Records from a data collection
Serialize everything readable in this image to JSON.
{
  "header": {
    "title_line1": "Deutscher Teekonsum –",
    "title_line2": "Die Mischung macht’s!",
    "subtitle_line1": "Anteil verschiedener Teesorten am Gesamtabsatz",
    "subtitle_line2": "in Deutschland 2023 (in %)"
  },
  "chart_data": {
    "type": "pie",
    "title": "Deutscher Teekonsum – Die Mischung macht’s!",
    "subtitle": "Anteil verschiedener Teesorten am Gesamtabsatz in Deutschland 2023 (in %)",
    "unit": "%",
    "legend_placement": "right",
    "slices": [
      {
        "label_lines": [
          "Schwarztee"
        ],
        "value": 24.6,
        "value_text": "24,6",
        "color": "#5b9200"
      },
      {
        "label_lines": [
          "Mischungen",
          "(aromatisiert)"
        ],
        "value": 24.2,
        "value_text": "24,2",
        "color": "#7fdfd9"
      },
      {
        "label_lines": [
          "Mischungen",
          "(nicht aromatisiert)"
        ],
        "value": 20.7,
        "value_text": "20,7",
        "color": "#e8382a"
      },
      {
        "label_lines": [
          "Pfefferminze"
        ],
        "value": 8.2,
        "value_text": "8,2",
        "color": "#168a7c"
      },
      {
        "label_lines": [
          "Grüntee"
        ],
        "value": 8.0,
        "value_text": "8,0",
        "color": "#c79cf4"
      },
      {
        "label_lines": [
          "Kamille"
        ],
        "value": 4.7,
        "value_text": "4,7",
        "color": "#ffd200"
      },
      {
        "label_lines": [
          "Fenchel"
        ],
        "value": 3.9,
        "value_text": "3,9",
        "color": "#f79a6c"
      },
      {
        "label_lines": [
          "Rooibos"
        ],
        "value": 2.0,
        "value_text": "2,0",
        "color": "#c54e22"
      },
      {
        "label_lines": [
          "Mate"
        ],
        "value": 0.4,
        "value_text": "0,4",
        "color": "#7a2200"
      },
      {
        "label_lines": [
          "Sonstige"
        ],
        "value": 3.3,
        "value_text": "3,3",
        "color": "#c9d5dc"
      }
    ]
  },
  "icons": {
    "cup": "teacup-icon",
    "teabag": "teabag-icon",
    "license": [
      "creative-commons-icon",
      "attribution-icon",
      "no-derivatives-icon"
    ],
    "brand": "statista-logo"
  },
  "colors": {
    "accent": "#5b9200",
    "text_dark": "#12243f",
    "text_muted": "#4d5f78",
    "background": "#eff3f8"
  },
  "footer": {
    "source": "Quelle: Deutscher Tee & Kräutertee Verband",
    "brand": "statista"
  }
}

* GIVEN PROBLEM: Retype all of the material above with every character intact.

* TASK RESULT:
Serialize everything readable in this image to JSON.
{
  "header": {
    "title_line1": "Deutscher Teekonsum –",
    "title_line2": "Die Mischung macht’s!",
    "subtitle_line1": "Anteil verschiedener Teesorten am Gesamtabsatz",
    "subtitle_line2": "in Deutschland 2023 (in %)"
  },
  "chart_data": {
    "type": "pie",
    "title": "Deutscher Teekonsum – Die Mischung macht’s!",
    "subtitle": "Anteil verschiedener Teesorten am Gesamtabsatz in Deutschland 2023 (in %)",
    "unit": "%",
    "legend_placement": "right",
    "slices": [
      {
        "label_lines": [
          "Schwarztee"
        ],
        "value": 24.6,
        "value_text": "24,6",
        "color": "#5b9200"
      },
      {
        "label_lines": [
          "Mischungen",
          "(aromatisiert)"
        ],
        "value": 24.2,
        "value_text": "24,2",
        "color": "#7fdfd9"
      },
      {
        "label_lines": [
          "Mischungen",
          "(nicht aromatisiert)"
        ],
        "value": 20.7,
        "value_text": "20,7",
        "color": "#e8382a"
      },
      {
        "label_lines": [
          "Pfefferminze"
        ],
        "value": 8.2,
        "value_text": "8,2",
        "color": "#168a7c"
      },
      {
        "label_lines": [
          "Grüntee"
        ],
        "value": 8.0,
        "value_text": "8,0",
        "color": "#c79cf4"
      },
      {
        "label_lines": [
          "Kamille"
        ],
        "value": 4.7,
        "value_text": "4,7",
        "color": "#ffd200"
      },
      {
        "label_lines": [
          "Fenchel"
        ],
        "value": 3.9,
        "value_text": "3,9",
        "color": "#f79a6c"
      },
      {
        "label_lines": [
          "Rooibos"
        ],
        "value": 2.0,
        "value_text": "2,0",
        "color": "#c54e22"
      },
      {
        "label_lines": [
          "Mate"
        ],
        "value": 0.4,
        "value_text": "0,4",
        "color": "#7a2200"
      },
      {
        "label_lines": [
          "Sonstige"
        ],
        "value": 3.3,
        "value_text": "3,3",
        "color": "#c9d5dc"
      }
    ]
  },
  "icons": {
    "cup": "teacup-icon",
    "teabag": "teabag-icon",
    "license": [
      "creative-commons-icon",
      "attribution-icon",
      "no-derivatives-icon"
    ],
    "brand": "statista-logo"
  },
  "colors": {
    "accent": "#5b9200",
    "text_dark": "#12243f",
    "text_muted": "#4d5f78",
    "background": "#eff3f8"
  },
  "footer": {
    "source": "Quelle: Deutscher Tee & Kräutertee Verband",
    "brand": "statista"
  }
}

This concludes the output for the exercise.